*Given exercise*: Write the records out again exactly, leaving no images in.

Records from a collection

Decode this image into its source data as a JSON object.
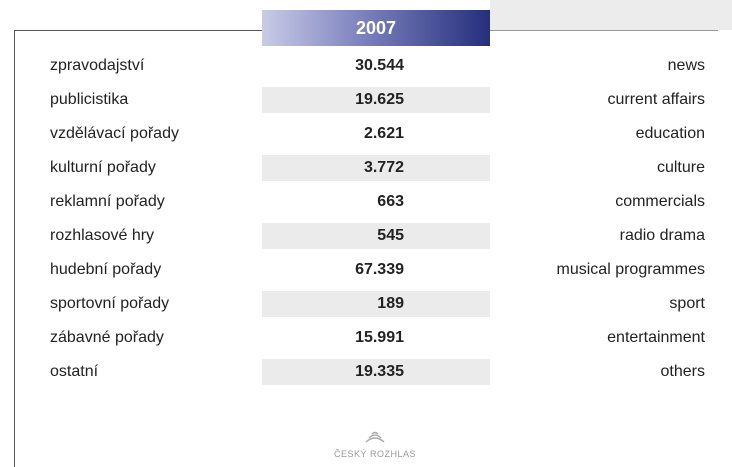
{
  "header": {
    "year": "2007"
  },
  "table": {
    "rows": [
      [
        "zpravodajství",
        "30.544",
        "news"
      ],
      [
        "publicistika",
        "19.625",
        "current affairs"
      ],
      [
        "vzdělávací pořady",
        "2.621",
        "education"
      ],
      [
        "kulturní pořady",
        "3.772",
        "culture"
      ],
      [
        "reklamní pořady",
        "663",
        "commercials"
      ],
      [
        "rozhlasové hry",
        "545",
        "radio drama"
      ],
      [
        "hudební pořady",
        "67.339",
        "musical programmes"
      ],
      [
        "sportovní pořady",
        "189",
        "sport"
      ],
      [
        "zábavné pořady",
        "15.991",
        "entertainment"
      ],
      [
        "ostatní",
        "19.335",
        "others"
      ]
    ]
  },
  "footer": {
    "logo": "ČESKÝ ROZHLAS"
  }
}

*Exercise output*:
Decode this image into its source data as a JSON object.
{
  "header": {
    "year": "2007"
  },
  "table": {
    "rows": [
      [
        "zpravodajství",
        "30.544",
        "news"
      ],
      [
        "publicistika",
        "19.625",
        "current affairs"
      ],
      [
        "vzdělávací pořady",
        "2.621",
        "education"
      ],
      [
        "kulturní pořady",
        "3.772",
        "culture"
      ],
      [
        "reklamní pořady",
        "663",
        "commercials"
      ],
      [
        "rozhlasové hry",
        "545",
        "radio drama"
      ],
      [
        "hudební pořady",
        "67.339",
        "musical programmes"
      ],
      [
        "sportovní pořady",
        "189",
        "sport"
      ],
      [
        "zábavné pořady",
        "15.991",
        "entertainment"
      ],
      [
        "ostatní",
        "19.335",
        "others"
      ]
    ]
  },
  "footer": {
    "logo": "ČESKÝ ROZHLAS"
  }
}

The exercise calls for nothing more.